>> start Recorded information

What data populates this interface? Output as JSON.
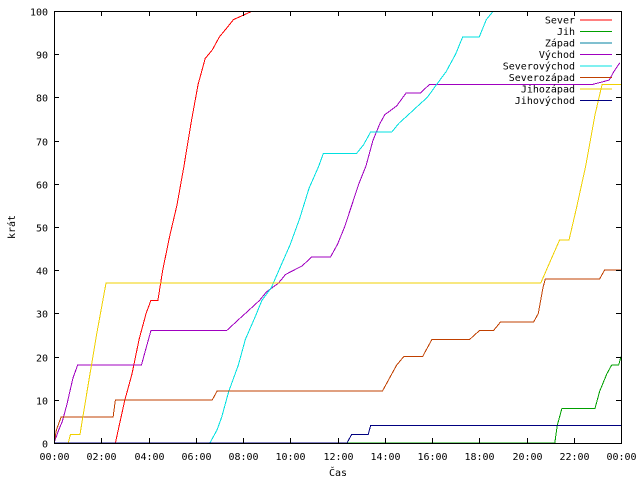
{
  "chart_data": {
    "type": "line",
    "xlabel": "Čas",
    "ylabel": "krát",
    "xlim": [
      0,
      24
    ],
    "ylim": [
      0,
      100
    ],
    "grid": false,
    "legend_position": "top-right",
    "x_ticks": [
      {
        "value": 0,
        "label": "00:00"
      },
      {
        "value": 2,
        "label": "02:00"
      },
      {
        "value": 4,
        "label": "04:00"
      },
      {
        "value": 6,
        "label": "06:00"
      },
      {
        "value": 8,
        "label": "08:00"
      },
      {
        "value": 10,
        "label": "10:00"
      },
      {
        "value": 12,
        "label": "12:00"
      },
      {
        "value": 14,
        "label": "14:00"
      },
      {
        "value": 16,
        "label": "16:00"
      },
      {
        "value": 18,
        "label": "18:00"
      },
      {
        "value": 20,
        "label": "20:00"
      },
      {
        "value": 22,
        "label": "22:00"
      },
      {
        "value": 24,
        "label": "00:00"
      }
    ],
    "y_ticks": [
      0,
      10,
      20,
      30,
      40,
      50,
      60,
      70,
      80,
      90,
      100
    ],
    "series": [
      {
        "name": "Sever",
        "color": "#ff0000",
        "points": [
          [
            0,
            0
          ],
          [
            2.6,
            0
          ],
          [
            2.8,
            5
          ],
          [
            3.0,
            10
          ],
          [
            3.3,
            16
          ],
          [
            3.6,
            24
          ],
          [
            3.9,
            30
          ],
          [
            4.1,
            33
          ],
          [
            4.4,
            33
          ],
          [
            4.6,
            40
          ],
          [
            4.9,
            48
          ],
          [
            5.2,
            55
          ],
          [
            5.5,
            64
          ],
          [
            5.8,
            74
          ],
          [
            6.1,
            83
          ],
          [
            6.4,
            89
          ],
          [
            6.7,
            91
          ],
          [
            7.0,
            94
          ],
          [
            7.3,
            96
          ],
          [
            7.6,
            98
          ],
          [
            8.0,
            99
          ],
          [
            8.4,
            100
          ]
        ]
      },
      {
        "name": "Jih",
        "color": "#00a000",
        "points": [
          [
            0,
            0
          ],
          [
            21.2,
            0
          ],
          [
            21.3,
            4
          ],
          [
            21.5,
            8
          ],
          [
            22.0,
            8
          ],
          [
            22.3,
            8
          ],
          [
            22.9,
            8
          ],
          [
            23.1,
            12
          ],
          [
            23.4,
            16
          ],
          [
            23.6,
            18
          ],
          [
            23.9,
            18
          ],
          [
            24.0,
            20
          ]
        ]
      },
      {
        "name": "Západ",
        "color": "#0080a0",
        "points": []
      },
      {
        "name": "Východ",
        "color": "#a000c0",
        "points": [
          [
            0,
            0
          ],
          [
            0.2,
            3
          ],
          [
            0.35,
            5
          ],
          [
            0.55,
            9
          ],
          [
            0.8,
            15
          ],
          [
            1.0,
            18
          ],
          [
            3.7,
            18
          ],
          [
            3.9,
            22
          ],
          [
            4.1,
            26
          ],
          [
            7.3,
            26
          ],
          [
            7.5,
            27
          ],
          [
            7.9,
            29
          ],
          [
            8.3,
            31
          ],
          [
            8.7,
            33
          ],
          [
            9.0,
            35
          ],
          [
            9.5,
            37
          ],
          [
            9.8,
            39
          ],
          [
            10.5,
            41
          ],
          [
            10.9,
            43
          ],
          [
            11.7,
            43
          ],
          [
            12.0,
            46
          ],
          [
            12.3,
            50
          ],
          [
            12.6,
            55
          ],
          [
            12.9,
            60
          ],
          [
            13.2,
            64
          ],
          [
            13.5,
            70
          ],
          [
            13.8,
            74
          ],
          [
            14.0,
            76
          ],
          [
            14.5,
            78
          ],
          [
            14.9,
            81
          ],
          [
            15.5,
            81
          ],
          [
            15.9,
            83
          ],
          [
            22.8,
            83
          ],
          [
            23.5,
            84
          ],
          [
            23.7,
            86
          ],
          [
            23.95,
            88
          ]
        ]
      },
      {
        "name": "Severovýchod",
        "color": "#00e0e0",
        "points": [
          [
            0,
            0
          ],
          [
            6.6,
            0
          ],
          [
            6.9,
            3
          ],
          [
            7.1,
            6
          ],
          [
            7.4,
            12
          ],
          [
            7.8,
            18
          ],
          [
            8.1,
            24
          ],
          [
            8.5,
            29
          ],
          [
            8.8,
            33
          ],
          [
            9.2,
            36
          ],
          [
            9.6,
            41
          ],
          [
            10.0,
            46
          ],
          [
            10.4,
            52
          ],
          [
            10.8,
            59
          ],
          [
            11.2,
            64
          ],
          [
            11.4,
            67
          ],
          [
            12.8,
            67
          ],
          [
            13.1,
            69
          ],
          [
            13.4,
            72
          ],
          [
            14.3,
            72
          ],
          [
            14.6,
            74
          ],
          [
            15.0,
            76
          ],
          [
            15.4,
            78
          ],
          [
            15.8,
            80
          ],
          [
            16.2,
            83
          ],
          [
            16.6,
            86
          ],
          [
            17.0,
            90
          ],
          [
            17.3,
            94
          ],
          [
            18.0,
            94
          ],
          [
            18.3,
            98
          ],
          [
            18.6,
            100
          ]
        ]
      },
      {
        "name": "Severozápad",
        "color": "#c04000",
        "points": [
          [
            0,
            0
          ],
          [
            0.1,
            3
          ],
          [
            0.3,
            6
          ],
          [
            2.5,
            6
          ],
          [
            2.6,
            10
          ],
          [
            6.7,
            10
          ],
          [
            6.9,
            12
          ],
          [
            13.9,
            12
          ],
          [
            14.1,
            14
          ],
          [
            14.5,
            18
          ],
          [
            14.8,
            20
          ],
          [
            15.6,
            20
          ],
          [
            16.0,
            24
          ],
          [
            17.6,
            24
          ],
          [
            18.0,
            26
          ],
          [
            18.6,
            26
          ],
          [
            18.9,
            28
          ],
          [
            20.3,
            28
          ],
          [
            20.5,
            30
          ],
          [
            20.7,
            36
          ],
          [
            20.8,
            38
          ],
          [
            23.1,
            38
          ],
          [
            23.3,
            40
          ],
          [
            24.0,
            40
          ]
        ]
      },
      {
        "name": "Jihozápad",
        "color": "#f0d000",
        "points": [
          [
            0,
            0
          ],
          [
            0.6,
            0
          ],
          [
            0.7,
            2
          ],
          [
            1.1,
            2
          ],
          [
            1.4,
            12
          ],
          [
            1.8,
            25
          ],
          [
            2.2,
            37
          ],
          [
            20.6,
            37
          ],
          [
            21.0,
            42
          ],
          [
            21.4,
            47
          ],
          [
            21.8,
            47
          ],
          [
            22.1,
            54
          ],
          [
            22.5,
            64
          ],
          [
            22.9,
            76
          ],
          [
            23.2,
            83
          ],
          [
            24.0,
            83
          ]
        ]
      },
      {
        "name": "Jihovýchod",
        "color": "#000080",
        "points": [
          [
            0,
            0
          ],
          [
            12.4,
            0
          ],
          [
            12.6,
            2
          ],
          [
            13.3,
            2
          ],
          [
            13.4,
            4
          ],
          [
            24.0,
            4
          ]
        ]
      }
    ]
  }
}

>> end Recorded information

• What you will do: Scan the material for lines with the word "color", and copy each line you find.

• Correct answer:
        "color": "#ff0000",
        "color": "#00a000",
        "color": "#0080a0",
        "color": "#a000c0",
        "color": "#00e0e0",
        "color": "#c04000",
        "color": "#f0d000",
        "color": "#000080",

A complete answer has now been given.